(Written task)
With the pictures left out, reproduce exactly the lines running from the line with "Read this page and output its text content." to the last line of the material below.

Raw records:
>>

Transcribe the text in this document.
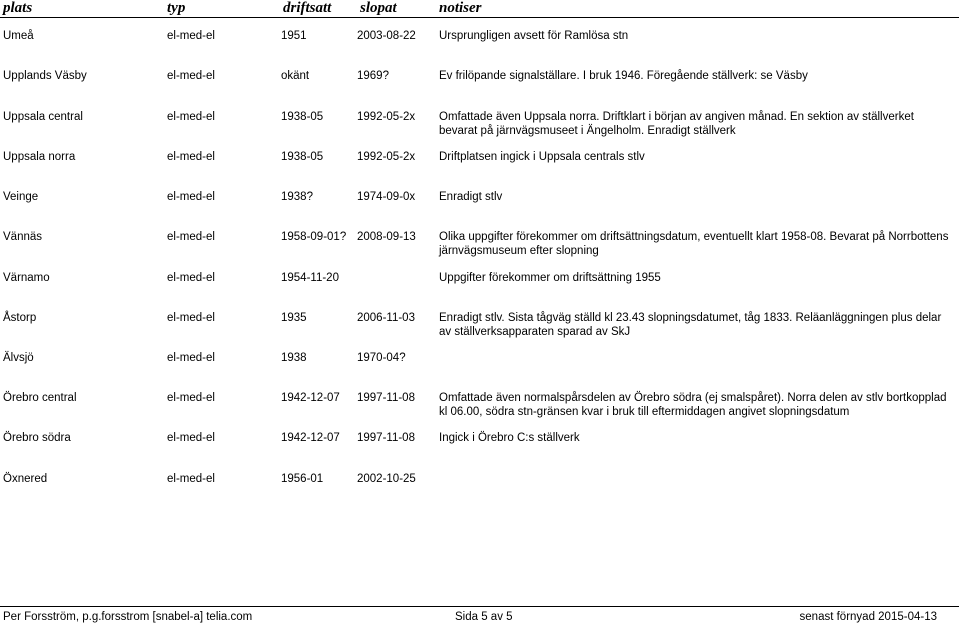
plats	typ	driftsatt slopat	notiser
Umeå	el-med-el	1951	2003-08-22 Ursprungligen avsett för Ramlösa stn
Upplands Väsby	el-med-el	okänt	1969?	Ev frilöpande signalställare. I bruk 1946. Föregående ställverk: se Väsby
Uppsala central	el-med-el	1938-05	1992-05-2x Omfattade även Uppsala norra. Driftklart i början av angiven månad. En sektion av ställverket bevarat på järnvägsmuseet i Ängelholm. Enradigt ställverk
Uppsala norra	el-med-el	1938-05	1992-05-2x Driftplatsen ingick i Uppsala centrals stlv
Veinge	el-med-el	1938?	1974-09-0x Enradigt stlv
Vännäs	el-med-el	1958-09-01? 2008-09-13 Olika uppgifter förekommer om driftsättningsdatum, eventuellt klart 1958-08. Bevarat på Norrbottens järnvägsmuseum efter slopning
Värnamo	el-med-el	1954-11-20	Uppgifter förekommer om driftsättning 1955
Åstorp	el-med-el	1935	2006-11-03 Enradigt stlv. Sista tågväg ställd kl 23.43 slopningsdatumet, tåg 1833. Reläanläggningen plus delar av ställverksapparaten sparad av SkJ
Älvsjö	el-med-el	1938	1970-04?
Örebro central	el-med-el	1942-12-07 1997-11-08 Omfattade även normalspårsdelen av Örebro södra (ej smalspåret). Norra delen av stlv bortkopplad kl 06.00, södra stn-gränsen kvar i bruk till eftermiddagen angivet slopningsdatum
Örebro södra	el-med-el	1942-12-07 1997-11-08 Ingick i Örebro C:s ställverk
Öxnered	el-med-el	1956-01	2002-10-25
Per Forsström, p.g.forsstrom [snabel-a] telia.com	Sida 5 av 5	senast förnyad 2015-04-13
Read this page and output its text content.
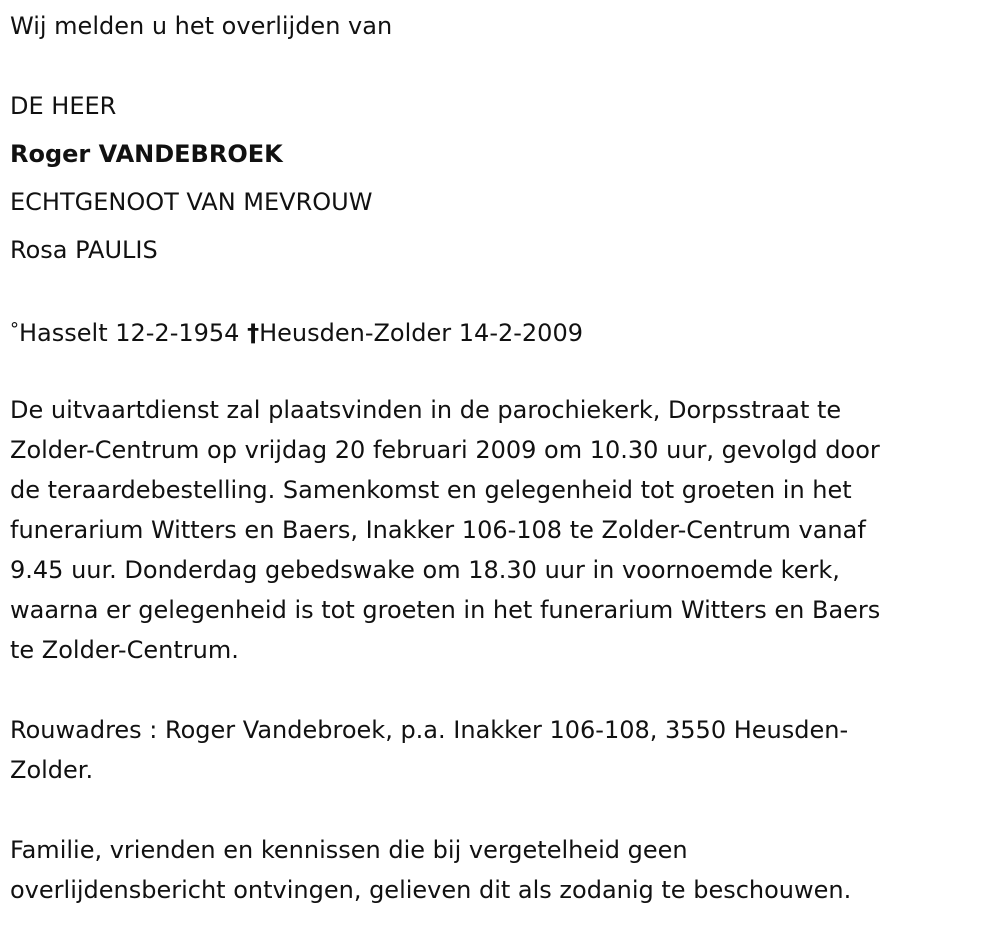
Wij melden u het overlijden van

DE HEER

Roger VANDEBROEK

ECHTGENOOT VAN MEVROUW

Rosa PAULIS

°Hasselt 12-2-1954 †Heusden-Zolder 14-2-2009

De uitvaartdienst zal plaatsvinden in de parochiekerk, Dorpsstraat te

Zolder-Centrum op vrijdag 20 februari 2009 om 10.30 uur, gevolgd door

de teraardebestelling. Samenkomst en gelegenheid tot groeten in het

funerarium Witters en Baers, Inakker 106-108 te Zolder-Centrum vanaf

9.45 uur. Donderdag gebedswake om 18.30 uur in voornoemde kerk,

waarna er gelegenheid is tot groeten in het funerarium Witters en Baers

te Zolder-Centrum.

Rouwadres : Roger Vandebroek, p.a. Inakker 106-108, 3550 Heusden-

Zolder.

Familie, vrienden en kennissen die bij vergetelheid geen

overlijdensbericht ontvingen, gelieven dit als zodanig te beschouwen.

<<

(Exercise output)
Read this page and output its text content.
Wij melden u het overlijden van

DE HEER

Roger VANDEBROEK

ECHTGENOOT VAN MEVROUW

Rosa PAULIS

°Hasselt 12-2-1954 †Heusden-Zolder 14-2-2009

De uitvaartdienst zal plaatsvinden in de parochiekerk, Dorpsstraat te

Zolder-Centrum op vrijdag 20 februari 2009 om 10.30 uur, gevolgd door

de teraardebestelling. Samenkomst en gelegenheid tot groeten in het

funerarium Witters en Baers, Inakker 106-108 te Zolder-Centrum vanaf

9.45 uur. Donderdag gebedswake om 18.30 uur in voornoemde kerk,

waarna er gelegenheid is tot groeten in het funerarium Witters en Baers

te Zolder-Centrum.

Rouwadres : Roger Vandebroek, p.a. Inakker 106-108, 3550 Heusden-

Zolder.

Familie, vrienden en kennissen die bij vergetelheid geen

overlijdensbericht ontvingen, gelieven dit als zodanig te beschouwen.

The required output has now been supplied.